*WRITTEN INSTRUCTION*. Output every line of the data exactly as it appears.
++++ DATA EXTRACT ++++
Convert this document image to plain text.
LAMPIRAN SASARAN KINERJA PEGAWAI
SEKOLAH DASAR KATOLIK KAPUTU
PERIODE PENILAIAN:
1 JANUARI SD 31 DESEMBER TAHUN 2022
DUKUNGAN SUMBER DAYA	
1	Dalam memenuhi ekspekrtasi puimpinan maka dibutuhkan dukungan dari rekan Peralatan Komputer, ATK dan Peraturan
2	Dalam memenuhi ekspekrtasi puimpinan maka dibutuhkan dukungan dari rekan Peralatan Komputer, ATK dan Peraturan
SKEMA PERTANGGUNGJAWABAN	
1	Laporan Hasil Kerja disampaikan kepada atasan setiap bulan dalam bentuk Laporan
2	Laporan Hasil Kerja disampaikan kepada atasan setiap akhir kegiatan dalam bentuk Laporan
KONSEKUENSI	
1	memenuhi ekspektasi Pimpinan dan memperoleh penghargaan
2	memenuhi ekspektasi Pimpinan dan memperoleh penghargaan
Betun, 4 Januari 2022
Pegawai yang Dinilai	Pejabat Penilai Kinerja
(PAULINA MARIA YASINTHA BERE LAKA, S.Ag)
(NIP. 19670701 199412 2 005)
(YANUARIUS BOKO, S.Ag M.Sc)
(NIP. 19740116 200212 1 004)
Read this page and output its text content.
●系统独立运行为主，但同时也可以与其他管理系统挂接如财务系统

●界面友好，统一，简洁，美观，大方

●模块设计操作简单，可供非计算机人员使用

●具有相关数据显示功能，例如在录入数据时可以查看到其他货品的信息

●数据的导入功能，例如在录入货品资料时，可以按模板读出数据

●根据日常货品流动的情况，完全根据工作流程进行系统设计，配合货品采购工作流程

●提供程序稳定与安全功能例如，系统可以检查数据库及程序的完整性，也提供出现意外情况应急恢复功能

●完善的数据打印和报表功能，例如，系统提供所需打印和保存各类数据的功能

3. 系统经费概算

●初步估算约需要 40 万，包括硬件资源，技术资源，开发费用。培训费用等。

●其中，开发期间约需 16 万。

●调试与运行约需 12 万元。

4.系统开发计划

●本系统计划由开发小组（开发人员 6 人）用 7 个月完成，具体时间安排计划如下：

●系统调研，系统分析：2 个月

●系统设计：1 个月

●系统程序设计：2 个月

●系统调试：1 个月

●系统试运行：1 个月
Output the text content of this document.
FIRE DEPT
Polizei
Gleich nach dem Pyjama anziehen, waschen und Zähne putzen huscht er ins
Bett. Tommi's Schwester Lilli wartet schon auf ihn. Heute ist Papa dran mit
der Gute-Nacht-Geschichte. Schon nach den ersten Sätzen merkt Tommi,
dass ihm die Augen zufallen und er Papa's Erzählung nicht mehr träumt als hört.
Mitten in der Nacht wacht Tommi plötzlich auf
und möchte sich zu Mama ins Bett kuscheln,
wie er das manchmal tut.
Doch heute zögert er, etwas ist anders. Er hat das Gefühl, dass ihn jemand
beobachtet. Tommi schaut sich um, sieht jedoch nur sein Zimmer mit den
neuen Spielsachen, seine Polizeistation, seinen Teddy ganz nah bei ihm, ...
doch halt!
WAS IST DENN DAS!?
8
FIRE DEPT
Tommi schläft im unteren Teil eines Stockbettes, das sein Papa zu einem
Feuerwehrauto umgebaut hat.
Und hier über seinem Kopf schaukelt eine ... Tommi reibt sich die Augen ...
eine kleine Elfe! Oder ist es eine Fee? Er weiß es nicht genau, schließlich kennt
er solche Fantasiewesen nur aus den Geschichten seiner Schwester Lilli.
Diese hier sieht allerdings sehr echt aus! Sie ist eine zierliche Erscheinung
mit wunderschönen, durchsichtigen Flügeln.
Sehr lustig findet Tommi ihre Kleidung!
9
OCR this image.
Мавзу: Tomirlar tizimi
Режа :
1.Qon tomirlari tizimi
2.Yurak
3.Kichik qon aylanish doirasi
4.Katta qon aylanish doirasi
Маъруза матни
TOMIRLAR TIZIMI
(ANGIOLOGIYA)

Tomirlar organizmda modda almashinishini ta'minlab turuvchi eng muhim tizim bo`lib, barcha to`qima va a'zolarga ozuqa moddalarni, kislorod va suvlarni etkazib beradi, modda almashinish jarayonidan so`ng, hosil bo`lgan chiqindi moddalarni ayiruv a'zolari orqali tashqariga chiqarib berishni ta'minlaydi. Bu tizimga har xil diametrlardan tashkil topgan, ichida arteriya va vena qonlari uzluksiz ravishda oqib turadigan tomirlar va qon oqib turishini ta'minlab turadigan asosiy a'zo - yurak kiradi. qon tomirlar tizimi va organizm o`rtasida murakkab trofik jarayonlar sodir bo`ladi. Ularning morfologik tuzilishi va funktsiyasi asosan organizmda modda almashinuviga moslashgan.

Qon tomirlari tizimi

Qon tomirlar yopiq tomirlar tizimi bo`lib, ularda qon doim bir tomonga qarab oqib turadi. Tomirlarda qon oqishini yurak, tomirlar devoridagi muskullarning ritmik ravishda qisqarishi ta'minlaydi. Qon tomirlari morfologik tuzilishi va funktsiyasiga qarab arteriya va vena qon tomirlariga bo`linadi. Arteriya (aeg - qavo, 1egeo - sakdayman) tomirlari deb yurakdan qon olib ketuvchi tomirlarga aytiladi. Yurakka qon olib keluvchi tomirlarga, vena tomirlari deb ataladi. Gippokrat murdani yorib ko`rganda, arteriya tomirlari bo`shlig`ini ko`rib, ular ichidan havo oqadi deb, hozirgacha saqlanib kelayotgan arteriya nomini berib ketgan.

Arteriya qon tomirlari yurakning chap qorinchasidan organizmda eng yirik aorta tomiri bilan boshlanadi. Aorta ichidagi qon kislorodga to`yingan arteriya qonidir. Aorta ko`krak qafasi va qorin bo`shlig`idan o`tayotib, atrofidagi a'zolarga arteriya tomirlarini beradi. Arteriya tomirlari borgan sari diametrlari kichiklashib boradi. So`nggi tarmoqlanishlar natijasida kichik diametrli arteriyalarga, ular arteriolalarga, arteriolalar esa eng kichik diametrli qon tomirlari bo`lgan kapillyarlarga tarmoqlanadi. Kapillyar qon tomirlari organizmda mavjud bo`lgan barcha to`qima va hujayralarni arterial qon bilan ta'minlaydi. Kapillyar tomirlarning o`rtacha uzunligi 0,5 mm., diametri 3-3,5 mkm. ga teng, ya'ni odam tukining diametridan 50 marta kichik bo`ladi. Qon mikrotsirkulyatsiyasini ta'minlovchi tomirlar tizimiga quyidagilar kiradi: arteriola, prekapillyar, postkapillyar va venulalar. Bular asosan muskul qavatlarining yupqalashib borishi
++++
*TASK RESPONSE*.
Convert this document image to plain text.
LAMPIRAN SASARAN KINERJA PEGAWAI
SEKOLAH DASAR KATOLIK KAPUTU
PERIODE PENILAIAN:
1 JANUARI SD 31 DESEMBER TAHUN 2022
DUKUNGAN SUMBER DAYA	
1	Dalam memenuhi ekspekrtasi puimpinan maka dibutuhkan dukungan dari rekan Peralatan Komputer, ATK dan Peraturan
2	Dalam memenuhi ekspekrtasi puimpinan maka dibutuhkan dukungan dari rekan Peralatan Komputer, ATK dan Peraturan
SKEMA PERTANGGUNGJAWABAN	
1	Laporan Hasil Kerja disampaikan kepada atasan setiap bulan dalam bentuk Laporan
2	Laporan Hasil Kerja disampaikan kepada atasan setiap akhir kegiatan dalam bentuk Laporan
KONSEKUENSI	
1	memenuhi ekspektasi Pimpinan dan memperoleh penghargaan
2	memenuhi ekspektasi Pimpinan dan memperoleh penghargaan
Betun, 4 Januari 2022
Pegawai yang Dinilai	Pejabat Penilai Kinerja
(PAULINA MARIA YASINTHA BERE LAKA, S.Ag)
(NIP. 19670701 199412 2 005)
(YANUARIUS BOKO, S.Ag M.Sc)
(NIP. 19740116 200212 1 004)
Read this page and output its text content.
●系统独立运行为主，但同时也可以与其他管理系统挂接如财务系统

●界面友好，统一，简洁，美观，大方

●模块设计操作简单，可供非计算机人员使用

●具有相关数据显示功能，例如在录入数据时可以查看到其他货品的信息

●数据的导入功能，例如在录入货品资料时，可以按模板读出数据

●根据日常货品流动的情况，完全根据工作流程进行系统设计，配合货品采购工作流程

●提供程序稳定与安全功能例如，系统可以检查数据库及程序的完整性，也提供出现意外情况应急恢复功能

●完善的数据打印和报表功能，例如，系统提供所需打印和保存各类数据的功能

3. 系统经费概算

●初步估算约需要 40 万，包括硬件资源，技术资源，开发费用。培训费用等。

●其中，开发期间约需 16 万。

●调试与运行约需 12 万元。

4.系统开发计划

●本系统计划由开发小组（开发人员 6 人）用 7 个月完成，具体时间安排计划如下：

●系统调研，系统分析：2 个月

●系统设计：1 个月

●系统程序设计：2 个月

●系统调试：1 个月

●系统试运行：1 个月
Output the text content of this document.
FIRE DEPT
Polizei
Gleich nach dem Pyjama anziehen, waschen und Zähne putzen huscht er ins
Bett. Tommi's Schwester Lilli wartet schon auf ihn. Heute ist Papa dran mit
der Gute-Nacht-Geschichte. Schon nach den ersten Sätzen merkt Tommi,
dass ihm die Augen zufallen und er Papa's Erzählung nicht mehr träumt als hört.
Mitten in der Nacht wacht Tommi plötzlich auf
und möchte sich zu Mama ins Bett kuscheln,
wie er das manchmal tut.
Doch heute zögert er, etwas ist anders. Er hat das Gefühl, dass ihn jemand
beobachtet. Tommi schaut sich um, sieht jedoch nur sein Zimmer mit den
neuen Spielsachen, seine Polizeistation, seinen Teddy ganz nah bei ihm, ...
doch halt!
WAS IST DENN DAS!?
8
FIRE DEPT
Tommi schläft im unteren Teil eines Stockbettes, das sein Papa zu einem
Feuerwehrauto umgebaut hat.
Und hier über seinem Kopf schaukelt eine ... Tommi reibt sich die Augen ...
eine kleine Elfe! Oder ist es eine Fee? Er weiß es nicht genau, schließlich kennt
er solche Fantasiewesen nur aus den Geschichten seiner Schwester Lilli.
Diese hier sieht allerdings sehr echt aus! Sie ist eine zierliche Erscheinung
mit wunderschönen, durchsichtigen Flügeln.
Sehr lustig findet Tommi ihre Kleidung!
9
OCR this image.
Мавзу: Tomirlar tizimi
Режа :
1.Qon tomirlari tizimi
2.Yurak
3.Kichik qon aylanish doirasi
4.Katta qon aylanish doirasi
Маъруза матни
TOMIRLAR TIZIMI
(ANGIOLOGIYA)

Tomirlar organizmda modda almashinishini ta'minlab turuvchi eng muhim tizim bo`lib, barcha to`qima va a'zolarga ozuqa moddalarni, kislorod va suvlarni etkazib beradi, modda almashinish jarayonidan so`ng, hosil bo`lgan chiqindi moddalarni ayiruv a'zolari orqali tashqariga chiqarib berishni ta'minlaydi. Bu tizimga har xil diametrlardan tashkil topgan, ichida arteriya va vena qonlari uzluksiz ravishda oqib turadigan tomirlar va qon oqib turishini ta'minlab turadigan asosiy a'zo - yurak kiradi. qon tomirlar tizimi va organizm o`rtasida murakkab trofik jarayonlar sodir bo`ladi. Ularning morfologik tuzilishi va funktsiyasi asosan organizmda modda almashinuviga moslashgan.

Qon tomirlari tizimi

Qon tomirlar yopiq tomirlar tizimi bo`lib, ularda qon doim bir tomonga qarab oqib turadi. Tomirlarda qon oqishini yurak, tomirlar devoridagi muskullarning ritmik ravishda qisqarishi ta'minlaydi. Qon tomirlari morfologik tuzilishi va funktsiyasiga qarab arteriya va vena qon tomirlariga bo`linadi. Arteriya (aeg - qavo, 1egeo - sakdayman) tomirlari deb yurakdan qon olib ketuvchi tomirlarga aytiladi. Yurakka qon olib keluvchi tomirlarga, vena tomirlari deb ataladi. Gippokrat murdani yorib ko`rganda, arteriya tomirlari bo`shlig`ini ko`rib, ular ichidan havo oqadi deb, hozirgacha saqlanib kelayotgan arteriya nomini berib ketgan.

Arteriya qon tomirlari yurakning chap qorinchasidan organizmda eng yirik aorta tomiri bilan boshlanadi. Aorta ichidagi qon kislorodga to`yingan arteriya qonidir. Aorta ko`krak qafasi va qorin bo`shlig`idan o`tayotib, atrofidagi a'zolarga arteriya tomirlarini beradi. Arteriya tomirlari borgan sari diametrlari kichiklashib boradi. So`nggi tarmoqlanishlar natijasida kichik diametrli arteriyalarga, ular arteriolalarga, arteriolalar esa eng kichik diametrli qon tomirlari bo`lgan kapillyarlarga tarmoqlanadi. Kapillyar qon tomirlari organizmda mavjud bo`lgan barcha to`qima va hujayralarni arterial qon bilan ta'minlaydi. Kapillyar tomirlarning o`rtacha uzunligi 0,5 mm., diametri 3-3,5 mkm. ga teng, ya'ni odam tukining diametridan 50 marta kichik bo`ladi. Qon mikrotsirkulyatsiyasini ta'minlovchi tomirlar tizimiga quyidagilar kiradi: arteriola, prekapillyar, postkapillyar va venulalar. Bular asosan muskul qavatlarining yupqalashib borishi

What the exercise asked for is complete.